## [To be done]
Among the entries below, count the lines where the string "Mirabel" occurs, and give only the number.

## [Data provided]
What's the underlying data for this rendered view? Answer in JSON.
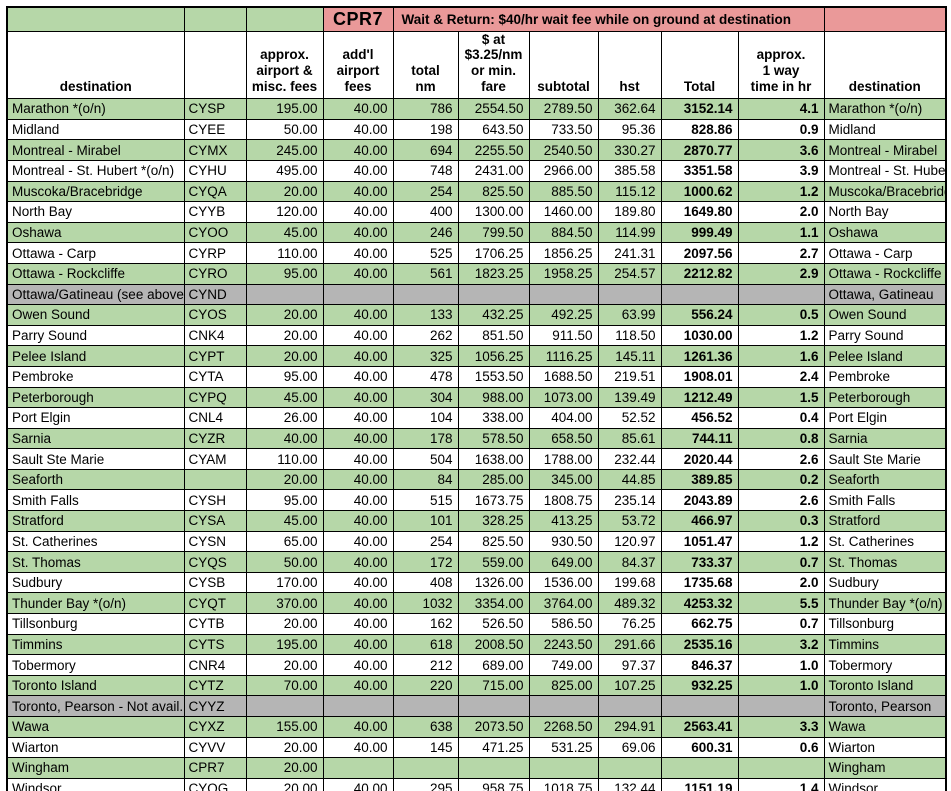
{
  "colors": {
    "green": "#b6d7a8",
    "pink": "#ea9999",
    "gray": "#b5b5b5",
    "border": "#000000",
    "background": "#ffffff"
  },
  "title_row": {
    "cpr7": "CPR7",
    "banner": "Wait & Return: $40/hr wait fee while on ground at destination"
  },
  "columns": [
    "destination",
    "",
    "approx.\nairport &\nmisc. fees",
    "add'l\nairport\nfees",
    "total\nnm",
    "$ at\n$3.25/nm\nor min. fare",
    "subtotal",
    "hst",
    "Total",
    "approx.\n1 way\ntime in hr",
    "destination"
  ],
  "rows": [
    {
      "bg": "green",
      "cells": [
        "Marathon *(o/n)",
        "CYSP",
        "195.00",
        "40.00",
        "786",
        "2554.50",
        "2789.50",
        "362.64",
        "3152.14",
        "4.1",
        "Marathon *(o/n)"
      ]
    },
    {
      "bg": "white",
      "cells": [
        "Midland",
        "CYEE",
        "50.00",
        "40.00",
        "198",
        "643.50",
        "733.50",
        "95.36",
        "828.86",
        "0.9",
        "Midland"
      ]
    },
    {
      "bg": "green",
      "cells": [
        "Montreal - Mirabel",
        "CYMX",
        "245.00",
        "40.00",
        "694",
        "2255.50",
        "2540.50",
        "330.27",
        "2870.77",
        "3.6",
        "Montreal - Mirabel"
      ]
    },
    {
      "bg": "white",
      "cells": [
        "Montreal - St. Hubert *(o/n)",
        "CYHU",
        "495.00",
        "40.00",
        "748",
        "2431.00",
        "2966.00",
        "385.58",
        "3351.58",
        "3.9",
        "Montreal - St. Hubert *(o/n)"
      ]
    },
    {
      "bg": "green",
      "cells": [
        "Muscoka/Bracebridge",
        "CYQA",
        "20.00",
        "40.00",
        "254",
        "825.50",
        "885.50",
        "115.12",
        "1000.62",
        "1.2",
        "Muscoka/Bracebridge"
      ]
    },
    {
      "bg": "white",
      "cells": [
        "North Bay",
        "CYYB",
        "120.00",
        "40.00",
        "400",
        "1300.00",
        "1460.00",
        "189.80",
        "1649.80",
        "2.0",
        "North Bay"
      ]
    },
    {
      "bg": "green",
      "cells": [
        "Oshawa",
        "CYOO",
        "45.00",
        "40.00",
        "246",
        "799.50",
        "884.50",
        "114.99",
        "999.49",
        "1.1",
        "Oshawa"
      ]
    },
    {
      "bg": "white",
      "cells": [
        "Ottawa - Carp",
        "CYRP",
        "110.00",
        "40.00",
        "525",
        "1706.25",
        "1856.25",
        "241.31",
        "2097.56",
        "2.7",
        "Ottawa - Carp"
      ]
    },
    {
      "bg": "green",
      "cells": [
        "Ottawa - Rockcliffe",
        "CYRO",
        "95.00",
        "40.00",
        "561",
        "1823.25",
        "1958.25",
        "254.57",
        "2212.82",
        "2.9",
        "Ottawa - Rockcliffe"
      ]
    },
    {
      "bg": "gray",
      "cells": [
        "Ottawa/Gatineau (see above)",
        "CYND",
        "",
        "",
        "",
        "",
        "",
        "",
        "",
        "",
        "Ottawa, Gatineau"
      ]
    },
    {
      "bg": "green",
      "cells": [
        "Owen Sound",
        "CYOS",
        "20.00",
        "40.00",
        "133",
        "432.25",
        "492.25",
        "63.99",
        "556.24",
        "0.5",
        "Owen Sound"
      ]
    },
    {
      "bg": "white",
      "cells": [
        "Parry Sound",
        "CNK4",
        "20.00",
        "40.00",
        "262",
        "851.50",
        "911.50",
        "118.50",
        "1030.00",
        "1.2",
        "Parry Sound"
      ]
    },
    {
      "bg": "green",
      "cells": [
        "Pelee Island",
        "CYPT",
        "20.00",
        "40.00",
        "325",
        "1056.25",
        "1116.25",
        "145.11",
        "1261.36",
        "1.6",
        "Pelee Island"
      ]
    },
    {
      "bg": "white",
      "cells": [
        "Pembroke",
        "CYTA",
        "95.00",
        "40.00",
        "478",
        "1553.50",
        "1688.50",
        "219.51",
        "1908.01",
        "2.4",
        "Pembroke"
      ]
    },
    {
      "bg": "green",
      "cells": [
        "Peterborough",
        "CYPQ",
        "45.00",
        "40.00",
        "304",
        "988.00",
        "1073.00",
        "139.49",
        "1212.49",
        "1.5",
        "Peterborough"
      ]
    },
    {
      "bg": "white",
      "cells": [
        "Port Elgin",
        "CNL4",
        "26.00",
        "40.00",
        "104",
        "338.00",
        "404.00",
        "52.52",
        "456.52",
        "0.4",
        "Port Elgin"
      ]
    },
    {
      "bg": "green",
      "cells": [
        "Sarnia",
        "CYZR",
        "40.00",
        "40.00",
        "178",
        "578.50",
        "658.50",
        "85.61",
        "744.11",
        "0.8",
        "Sarnia"
      ]
    },
    {
      "bg": "white",
      "cells": [
        "Sault Ste Marie",
        "CYAM",
        "110.00",
        "40.00",
        "504",
        "1638.00",
        "1788.00",
        "232.44",
        "2020.44",
        "2.6",
        "Sault Ste Marie"
      ]
    },
    {
      "bg": "green",
      "cells": [
        "Seaforth",
        "",
        "20.00",
        "40.00",
        "84",
        "285.00",
        "345.00",
        "44.85",
        "389.85",
        "0.2",
        "Seaforth"
      ]
    },
    {
      "bg": "white",
      "cells": [
        "Smith Falls",
        "CYSH",
        "95.00",
        "40.00",
        "515",
        "1673.75",
        "1808.75",
        "235.14",
        "2043.89",
        "2.6",
        "Smith Falls"
      ]
    },
    {
      "bg": "green",
      "cells": [
        "Stratford",
        "CYSA",
        "45.00",
        "40.00",
        "101",
        "328.25",
        "413.25",
        "53.72",
        "466.97",
        "0.3",
        "Stratford"
      ]
    },
    {
      "bg": "white",
      "cells": [
        "St. Catherines",
        "CYSN",
        "65.00",
        "40.00",
        "254",
        "825.50",
        "930.50",
        "120.97",
        "1051.47",
        "1.2",
        "St. Catherines"
      ]
    },
    {
      "bg": "green",
      "cells": [
        "St. Thomas",
        "CYQS",
        "50.00",
        "40.00",
        "172",
        "559.00",
        "649.00",
        "84.37",
        "733.37",
        "0.7",
        "St. Thomas"
      ]
    },
    {
      "bg": "white",
      "cells": [
        "Sudbury",
        "CYSB",
        "170.00",
        "40.00",
        "408",
        "1326.00",
        "1536.00",
        "199.68",
        "1735.68",
        "2.0",
        "Sudbury"
      ]
    },
    {
      "bg": "green",
      "cells": [
        "Thunder Bay *(o/n)",
        "CYQT",
        "370.00",
        "40.00",
        "1032",
        "3354.00",
        "3764.00",
        "489.32",
        "4253.32",
        "5.5",
        "Thunder Bay *(o/n)"
      ]
    },
    {
      "bg": "white",
      "cells": [
        "Tillsonburg",
        "CYTB",
        "20.00",
        "40.00",
        "162",
        "526.50",
        "586.50",
        "76.25",
        "662.75",
        "0.7",
        "Tillsonburg"
      ]
    },
    {
      "bg": "green",
      "cells": [
        "Timmins",
        "CYTS",
        "195.00",
        "40.00",
        "618",
        "2008.50",
        "2243.50",
        "291.66",
        "2535.16",
        "3.2",
        "Timmins"
      ]
    },
    {
      "bg": "white",
      "cells": [
        "Tobermory",
        "CNR4",
        "20.00",
        "40.00",
        "212",
        "689.00",
        "749.00",
        "97.37",
        "846.37",
        "1.0",
        "Tobermory"
      ]
    },
    {
      "bg": "green",
      "cells": [
        "Toronto Island",
        "CYTZ",
        "70.00",
        "40.00",
        "220",
        "715.00",
        "825.00",
        "107.25",
        "932.25",
        "1.0",
        "Toronto Island"
      ]
    },
    {
      "bg": "gray",
      "cells": [
        "Toronto, Pearson - Not avail.",
        "CYYZ",
        "",
        "",
        "",
        "",
        "",
        "",
        "",
        "",
        "Toronto, Pearson"
      ]
    },
    {
      "bg": "green",
      "cells": [
        "Wawa",
        "CYXZ",
        "155.00",
        "40.00",
        "638",
        "2073.50",
        "2268.50",
        "294.91",
        "2563.41",
        "3.3",
        "Wawa"
      ]
    },
    {
      "bg": "white",
      "cells": [
        "Wiarton",
        "CYVV",
        "20.00",
        "40.00",
        "145",
        "471.25",
        "531.25",
        "69.06",
        "600.31",
        "0.6",
        "Wiarton"
      ]
    },
    {
      "bg": "green",
      "cells": [
        "Wingham",
        "CPR7",
        "20.00",
        "",
        "",
        "",
        "",
        "",
        "",
        "",
        "Wingham"
      ]
    },
    {
      "bg": "white",
      "cells": [
        "Windsor",
        "CYQG",
        "20.00",
        "40.00",
        "295",
        "958.75",
        "1018.75",
        "132.44",
        "1151.19",
        "1.4",
        "Windsor"
      ]
    }
  ]
}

## [Task output]
2